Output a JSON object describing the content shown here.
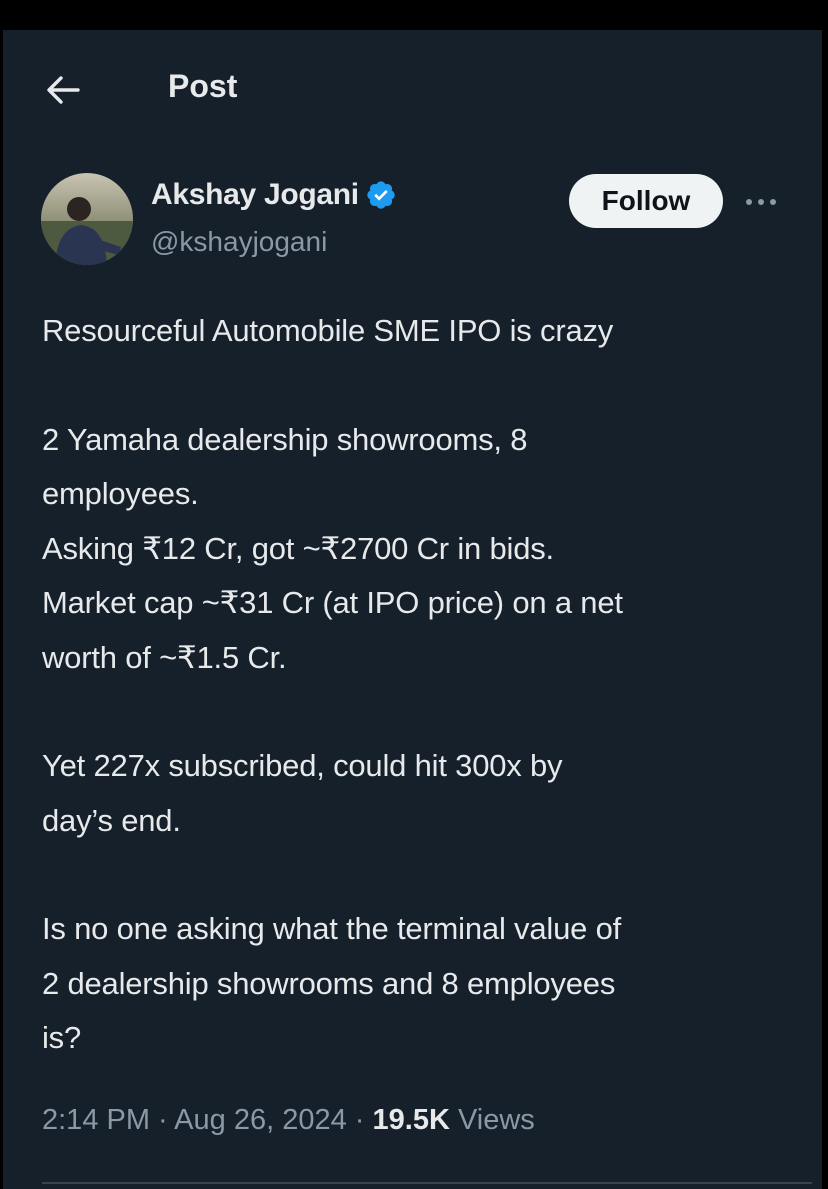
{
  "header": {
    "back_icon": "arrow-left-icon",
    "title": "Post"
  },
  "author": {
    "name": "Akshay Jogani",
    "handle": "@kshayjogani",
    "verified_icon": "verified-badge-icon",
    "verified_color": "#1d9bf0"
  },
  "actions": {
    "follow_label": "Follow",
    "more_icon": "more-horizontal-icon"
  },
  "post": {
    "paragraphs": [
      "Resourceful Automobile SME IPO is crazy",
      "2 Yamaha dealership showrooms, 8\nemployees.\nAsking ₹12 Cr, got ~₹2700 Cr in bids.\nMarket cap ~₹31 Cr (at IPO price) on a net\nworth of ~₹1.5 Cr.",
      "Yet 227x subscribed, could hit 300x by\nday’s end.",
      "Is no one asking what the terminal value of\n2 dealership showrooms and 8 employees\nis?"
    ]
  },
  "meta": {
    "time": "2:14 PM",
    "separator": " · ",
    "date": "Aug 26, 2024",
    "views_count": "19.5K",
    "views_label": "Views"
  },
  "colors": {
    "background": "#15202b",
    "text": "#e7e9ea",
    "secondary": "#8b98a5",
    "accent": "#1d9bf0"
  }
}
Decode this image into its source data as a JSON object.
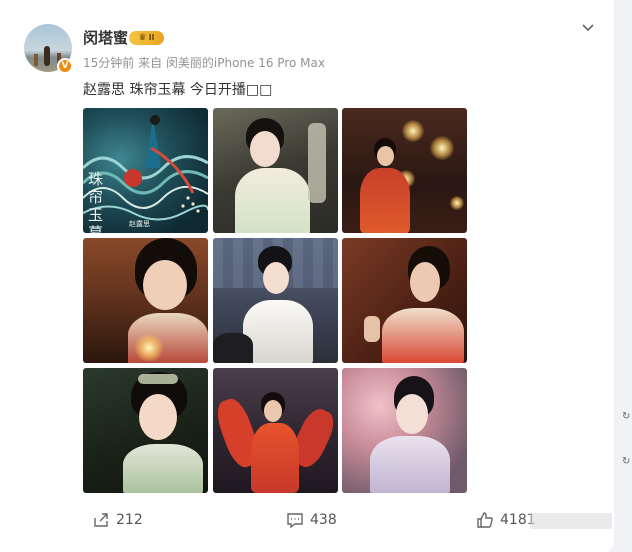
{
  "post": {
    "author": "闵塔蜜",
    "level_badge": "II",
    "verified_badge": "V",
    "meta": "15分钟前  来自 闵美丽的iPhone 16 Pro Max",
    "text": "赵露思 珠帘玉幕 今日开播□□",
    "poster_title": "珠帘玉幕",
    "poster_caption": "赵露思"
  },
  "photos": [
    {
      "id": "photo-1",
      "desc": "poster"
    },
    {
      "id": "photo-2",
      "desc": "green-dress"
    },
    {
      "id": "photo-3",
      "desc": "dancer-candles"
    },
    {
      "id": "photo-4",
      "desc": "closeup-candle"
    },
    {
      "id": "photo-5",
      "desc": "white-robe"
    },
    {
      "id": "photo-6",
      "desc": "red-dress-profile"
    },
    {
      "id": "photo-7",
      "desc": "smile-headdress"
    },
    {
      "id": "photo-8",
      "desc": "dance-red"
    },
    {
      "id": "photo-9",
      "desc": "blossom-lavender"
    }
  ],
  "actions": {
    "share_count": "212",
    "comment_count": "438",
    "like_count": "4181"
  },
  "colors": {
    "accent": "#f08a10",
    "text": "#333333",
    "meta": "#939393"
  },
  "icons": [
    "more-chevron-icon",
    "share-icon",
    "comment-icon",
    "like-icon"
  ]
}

————

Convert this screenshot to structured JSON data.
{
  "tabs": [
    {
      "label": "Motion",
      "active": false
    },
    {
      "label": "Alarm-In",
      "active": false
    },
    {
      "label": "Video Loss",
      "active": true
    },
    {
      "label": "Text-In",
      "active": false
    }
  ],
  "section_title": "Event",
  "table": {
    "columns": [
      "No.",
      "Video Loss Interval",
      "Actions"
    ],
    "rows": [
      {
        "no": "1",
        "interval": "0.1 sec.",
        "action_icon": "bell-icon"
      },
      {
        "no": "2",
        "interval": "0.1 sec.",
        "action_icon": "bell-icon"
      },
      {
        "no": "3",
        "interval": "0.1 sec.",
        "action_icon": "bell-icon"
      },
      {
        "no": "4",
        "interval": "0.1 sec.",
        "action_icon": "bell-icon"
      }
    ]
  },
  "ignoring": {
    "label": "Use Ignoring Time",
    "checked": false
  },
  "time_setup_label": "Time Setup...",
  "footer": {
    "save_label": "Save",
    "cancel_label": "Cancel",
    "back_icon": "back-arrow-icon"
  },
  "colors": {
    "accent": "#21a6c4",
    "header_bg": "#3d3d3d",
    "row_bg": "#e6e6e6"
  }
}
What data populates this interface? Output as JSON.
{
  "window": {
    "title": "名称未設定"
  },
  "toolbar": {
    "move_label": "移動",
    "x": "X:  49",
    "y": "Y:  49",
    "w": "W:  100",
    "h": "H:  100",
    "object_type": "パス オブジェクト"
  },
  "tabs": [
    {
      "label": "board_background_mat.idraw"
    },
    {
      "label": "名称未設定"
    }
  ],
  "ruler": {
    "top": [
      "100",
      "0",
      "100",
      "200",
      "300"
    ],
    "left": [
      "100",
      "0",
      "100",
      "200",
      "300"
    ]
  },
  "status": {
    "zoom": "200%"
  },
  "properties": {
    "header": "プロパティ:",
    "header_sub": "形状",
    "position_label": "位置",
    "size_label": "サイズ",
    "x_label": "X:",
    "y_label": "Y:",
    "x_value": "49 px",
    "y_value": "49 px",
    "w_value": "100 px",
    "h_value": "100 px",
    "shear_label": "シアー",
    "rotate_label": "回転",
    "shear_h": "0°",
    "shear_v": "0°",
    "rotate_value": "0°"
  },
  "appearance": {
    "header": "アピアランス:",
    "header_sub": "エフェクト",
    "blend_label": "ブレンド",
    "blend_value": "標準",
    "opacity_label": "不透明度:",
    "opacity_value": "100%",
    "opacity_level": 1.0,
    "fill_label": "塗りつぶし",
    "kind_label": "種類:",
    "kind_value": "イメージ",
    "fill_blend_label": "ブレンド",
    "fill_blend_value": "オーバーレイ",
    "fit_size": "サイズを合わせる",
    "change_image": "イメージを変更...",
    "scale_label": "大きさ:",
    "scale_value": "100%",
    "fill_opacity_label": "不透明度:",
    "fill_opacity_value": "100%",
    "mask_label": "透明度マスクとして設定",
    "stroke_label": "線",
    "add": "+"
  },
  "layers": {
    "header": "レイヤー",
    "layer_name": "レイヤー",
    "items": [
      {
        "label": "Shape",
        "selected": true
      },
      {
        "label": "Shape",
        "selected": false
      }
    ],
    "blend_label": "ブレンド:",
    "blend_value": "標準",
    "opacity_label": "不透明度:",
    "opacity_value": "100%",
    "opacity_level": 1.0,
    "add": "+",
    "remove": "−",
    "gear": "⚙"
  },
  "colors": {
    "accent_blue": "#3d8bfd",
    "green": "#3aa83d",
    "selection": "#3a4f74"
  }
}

————

> **Description of the task**
In the listing, find every line containing the word "Output" and list it.

> **Written answer**
Output a JSON object describing the content shown here.
What data populates this interface? Output as JSON.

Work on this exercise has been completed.